** Set task **
Scan the data below for the string "ylabel". Copy every line where it appears.

(Source data)
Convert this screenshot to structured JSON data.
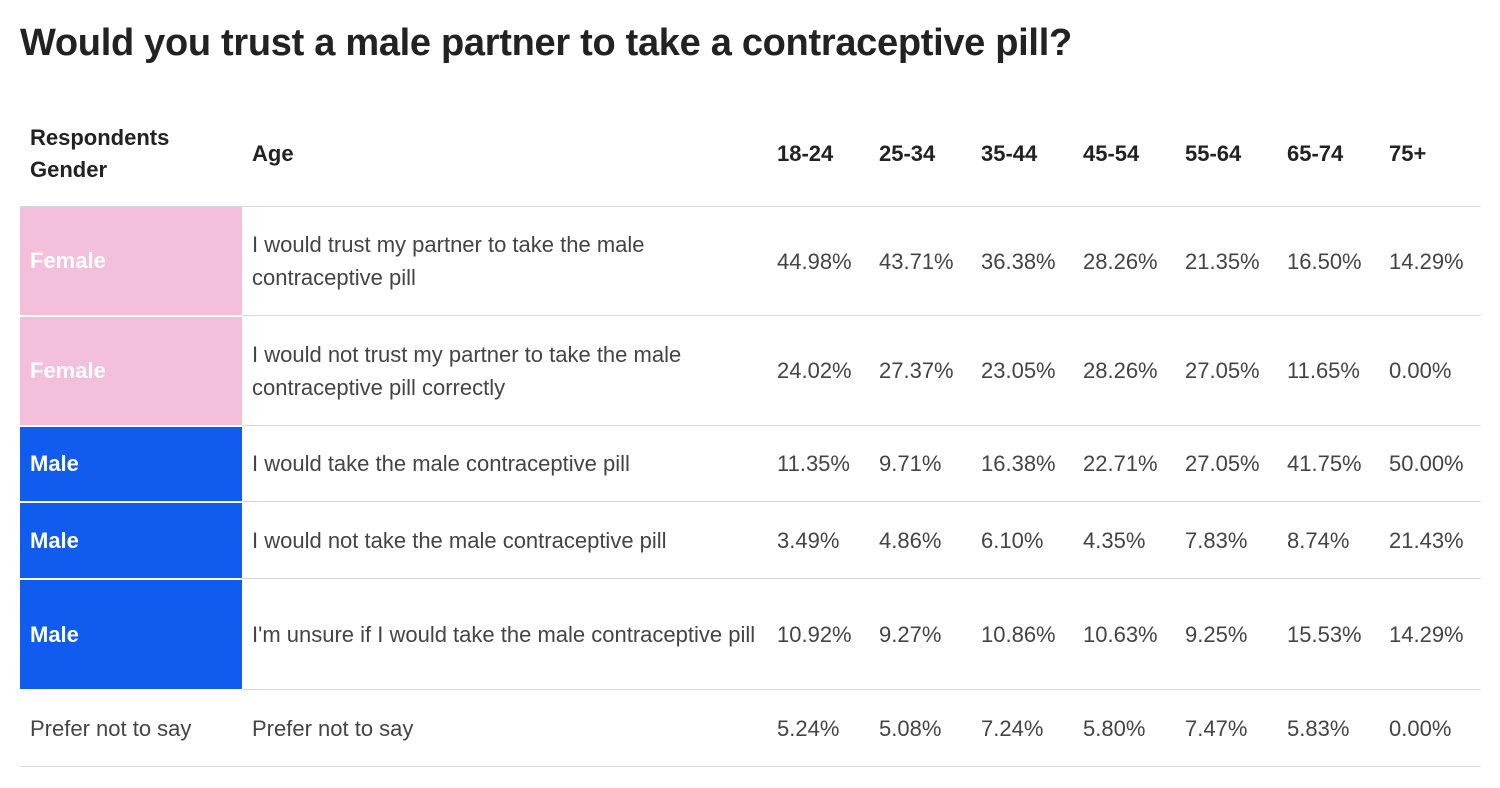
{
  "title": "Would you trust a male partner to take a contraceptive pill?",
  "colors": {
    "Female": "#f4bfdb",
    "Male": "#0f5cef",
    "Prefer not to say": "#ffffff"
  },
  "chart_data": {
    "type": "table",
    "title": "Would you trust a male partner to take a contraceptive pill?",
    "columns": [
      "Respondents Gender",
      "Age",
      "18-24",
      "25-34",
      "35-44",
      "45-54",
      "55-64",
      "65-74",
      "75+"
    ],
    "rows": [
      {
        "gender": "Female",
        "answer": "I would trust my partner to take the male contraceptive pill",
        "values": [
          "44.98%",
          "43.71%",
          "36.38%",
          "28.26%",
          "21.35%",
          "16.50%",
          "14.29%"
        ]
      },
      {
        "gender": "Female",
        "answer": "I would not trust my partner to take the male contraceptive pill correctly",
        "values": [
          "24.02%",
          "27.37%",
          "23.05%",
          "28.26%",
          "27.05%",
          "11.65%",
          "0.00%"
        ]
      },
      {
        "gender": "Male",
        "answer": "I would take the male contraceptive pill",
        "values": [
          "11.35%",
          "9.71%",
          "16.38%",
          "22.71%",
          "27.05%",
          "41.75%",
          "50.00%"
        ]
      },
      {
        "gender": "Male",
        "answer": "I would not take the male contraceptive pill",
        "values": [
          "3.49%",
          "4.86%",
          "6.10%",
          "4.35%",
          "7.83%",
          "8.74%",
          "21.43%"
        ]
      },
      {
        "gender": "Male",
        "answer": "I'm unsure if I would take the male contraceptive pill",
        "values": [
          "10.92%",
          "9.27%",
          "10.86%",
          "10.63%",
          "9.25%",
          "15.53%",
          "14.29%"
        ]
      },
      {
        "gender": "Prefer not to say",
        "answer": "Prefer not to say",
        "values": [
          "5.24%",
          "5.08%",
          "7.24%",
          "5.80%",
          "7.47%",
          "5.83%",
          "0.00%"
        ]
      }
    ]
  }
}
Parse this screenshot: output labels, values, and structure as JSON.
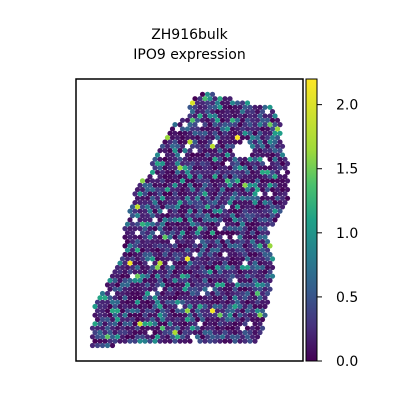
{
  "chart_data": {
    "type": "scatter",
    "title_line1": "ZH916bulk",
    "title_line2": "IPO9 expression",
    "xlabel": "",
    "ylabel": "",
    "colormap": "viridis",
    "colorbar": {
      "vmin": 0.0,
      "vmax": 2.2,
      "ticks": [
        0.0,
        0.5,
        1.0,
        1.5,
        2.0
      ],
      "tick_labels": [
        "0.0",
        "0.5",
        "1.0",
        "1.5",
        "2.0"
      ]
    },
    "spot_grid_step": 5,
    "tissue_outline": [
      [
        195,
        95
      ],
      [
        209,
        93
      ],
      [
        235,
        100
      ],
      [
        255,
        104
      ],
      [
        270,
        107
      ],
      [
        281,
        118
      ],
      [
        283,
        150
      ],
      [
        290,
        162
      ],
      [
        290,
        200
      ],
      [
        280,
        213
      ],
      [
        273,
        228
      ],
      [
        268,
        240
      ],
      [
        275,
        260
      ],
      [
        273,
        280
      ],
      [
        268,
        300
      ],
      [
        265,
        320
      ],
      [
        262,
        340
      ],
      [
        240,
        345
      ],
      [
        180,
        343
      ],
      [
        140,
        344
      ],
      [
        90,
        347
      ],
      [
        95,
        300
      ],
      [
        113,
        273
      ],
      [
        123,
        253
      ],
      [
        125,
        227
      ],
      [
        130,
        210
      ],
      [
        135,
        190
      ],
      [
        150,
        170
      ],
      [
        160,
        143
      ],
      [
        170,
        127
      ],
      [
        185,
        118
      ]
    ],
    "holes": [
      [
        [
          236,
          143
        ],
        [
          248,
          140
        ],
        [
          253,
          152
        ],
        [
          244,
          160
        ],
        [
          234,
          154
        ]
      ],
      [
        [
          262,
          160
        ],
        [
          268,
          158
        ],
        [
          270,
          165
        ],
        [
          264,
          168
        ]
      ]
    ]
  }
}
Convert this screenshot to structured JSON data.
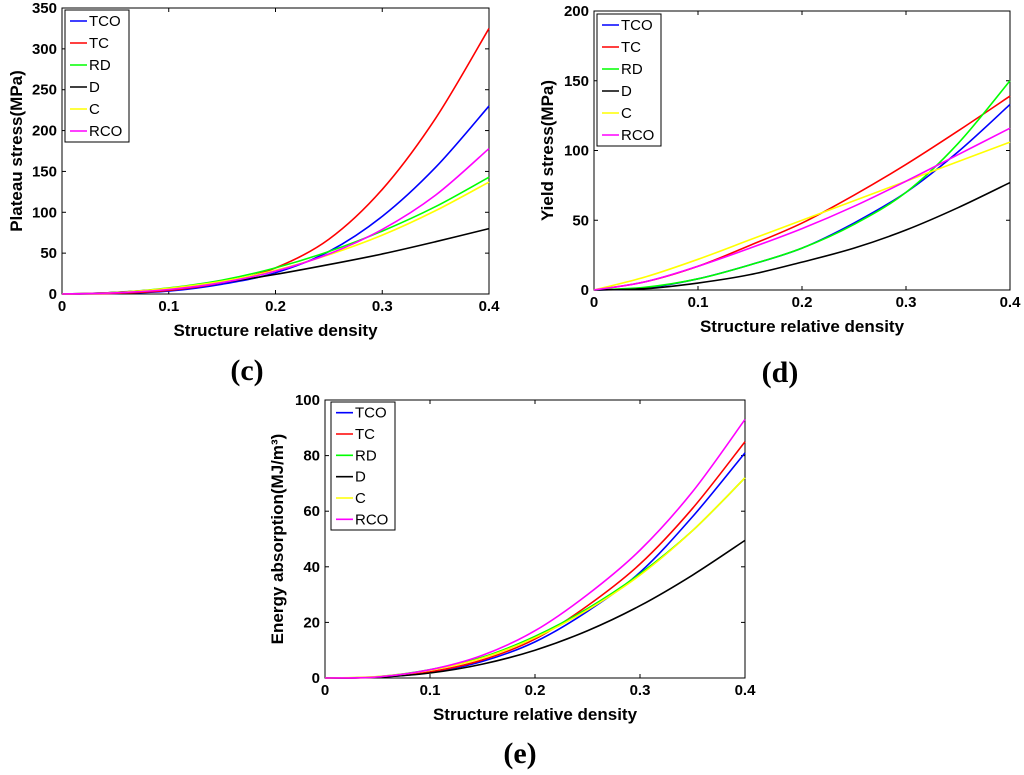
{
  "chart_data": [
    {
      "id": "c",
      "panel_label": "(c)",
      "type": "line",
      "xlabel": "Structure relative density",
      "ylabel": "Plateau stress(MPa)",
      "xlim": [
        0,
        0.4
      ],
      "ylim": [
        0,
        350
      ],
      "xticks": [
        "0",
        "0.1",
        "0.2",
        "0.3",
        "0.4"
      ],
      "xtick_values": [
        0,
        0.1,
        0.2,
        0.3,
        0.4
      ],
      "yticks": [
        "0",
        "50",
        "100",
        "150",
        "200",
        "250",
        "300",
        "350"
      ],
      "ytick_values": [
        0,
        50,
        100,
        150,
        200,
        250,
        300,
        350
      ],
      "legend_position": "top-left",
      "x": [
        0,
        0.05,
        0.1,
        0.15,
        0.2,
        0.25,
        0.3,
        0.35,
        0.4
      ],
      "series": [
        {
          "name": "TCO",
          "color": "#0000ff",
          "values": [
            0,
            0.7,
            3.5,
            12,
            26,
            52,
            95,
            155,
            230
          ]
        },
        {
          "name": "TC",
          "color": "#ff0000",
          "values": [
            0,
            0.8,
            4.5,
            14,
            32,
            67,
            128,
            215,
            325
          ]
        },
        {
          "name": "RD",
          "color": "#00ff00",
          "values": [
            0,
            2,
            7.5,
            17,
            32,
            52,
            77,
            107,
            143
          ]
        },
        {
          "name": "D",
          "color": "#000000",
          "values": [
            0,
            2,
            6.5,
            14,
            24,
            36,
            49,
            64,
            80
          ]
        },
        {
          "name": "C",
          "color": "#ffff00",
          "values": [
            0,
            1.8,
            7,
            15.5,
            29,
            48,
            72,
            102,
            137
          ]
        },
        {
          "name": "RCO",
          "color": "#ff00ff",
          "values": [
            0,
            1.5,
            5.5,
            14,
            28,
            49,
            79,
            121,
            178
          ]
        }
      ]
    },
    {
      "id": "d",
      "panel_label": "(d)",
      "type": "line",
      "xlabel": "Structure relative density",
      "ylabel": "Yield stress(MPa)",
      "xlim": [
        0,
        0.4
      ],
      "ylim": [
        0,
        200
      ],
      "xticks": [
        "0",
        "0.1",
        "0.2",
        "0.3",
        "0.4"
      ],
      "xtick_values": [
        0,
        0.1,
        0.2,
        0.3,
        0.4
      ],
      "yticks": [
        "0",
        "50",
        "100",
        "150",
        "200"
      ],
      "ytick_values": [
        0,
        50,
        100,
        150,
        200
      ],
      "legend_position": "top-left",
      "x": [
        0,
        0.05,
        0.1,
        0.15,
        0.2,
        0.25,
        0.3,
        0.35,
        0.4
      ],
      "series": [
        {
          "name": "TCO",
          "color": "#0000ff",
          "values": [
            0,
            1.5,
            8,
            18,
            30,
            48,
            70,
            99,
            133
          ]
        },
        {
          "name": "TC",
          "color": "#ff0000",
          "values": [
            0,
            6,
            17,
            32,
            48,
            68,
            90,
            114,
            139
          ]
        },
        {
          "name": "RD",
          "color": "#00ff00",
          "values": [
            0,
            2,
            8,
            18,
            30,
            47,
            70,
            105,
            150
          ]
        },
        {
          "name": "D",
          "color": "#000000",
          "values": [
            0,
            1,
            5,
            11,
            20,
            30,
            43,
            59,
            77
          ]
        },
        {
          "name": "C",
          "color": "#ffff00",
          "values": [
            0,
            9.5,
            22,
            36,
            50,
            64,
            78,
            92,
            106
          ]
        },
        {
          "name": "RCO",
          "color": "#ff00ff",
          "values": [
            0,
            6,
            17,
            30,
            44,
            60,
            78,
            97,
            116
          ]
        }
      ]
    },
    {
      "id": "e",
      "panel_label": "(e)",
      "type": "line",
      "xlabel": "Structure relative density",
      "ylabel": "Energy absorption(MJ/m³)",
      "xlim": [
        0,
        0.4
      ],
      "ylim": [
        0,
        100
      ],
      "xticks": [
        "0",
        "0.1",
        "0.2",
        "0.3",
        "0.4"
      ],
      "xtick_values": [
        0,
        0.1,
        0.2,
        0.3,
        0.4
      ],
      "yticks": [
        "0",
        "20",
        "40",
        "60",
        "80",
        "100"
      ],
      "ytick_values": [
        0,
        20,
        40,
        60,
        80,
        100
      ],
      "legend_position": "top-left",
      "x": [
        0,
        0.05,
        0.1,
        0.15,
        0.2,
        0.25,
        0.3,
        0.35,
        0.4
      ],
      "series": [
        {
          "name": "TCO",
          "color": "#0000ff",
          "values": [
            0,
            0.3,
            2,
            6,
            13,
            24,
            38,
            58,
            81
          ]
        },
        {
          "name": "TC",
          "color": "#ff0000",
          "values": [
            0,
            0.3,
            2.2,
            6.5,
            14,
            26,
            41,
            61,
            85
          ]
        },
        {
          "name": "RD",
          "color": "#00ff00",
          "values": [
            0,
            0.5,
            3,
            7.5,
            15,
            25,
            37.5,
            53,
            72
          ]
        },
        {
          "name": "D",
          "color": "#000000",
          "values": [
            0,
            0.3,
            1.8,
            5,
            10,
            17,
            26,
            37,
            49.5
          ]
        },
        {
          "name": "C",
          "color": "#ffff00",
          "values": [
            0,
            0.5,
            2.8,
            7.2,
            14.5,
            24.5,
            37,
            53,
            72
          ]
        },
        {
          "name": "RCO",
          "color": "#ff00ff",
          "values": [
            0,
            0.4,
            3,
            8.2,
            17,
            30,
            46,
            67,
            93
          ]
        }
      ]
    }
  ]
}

** Complete output **
    "ylabel": "",
      "ylabel": "Plateau stress(MPa)",
      "ylabel": "Yield stress(MPa)",
      "ylabel": "Energy absorption(MJ/m³)",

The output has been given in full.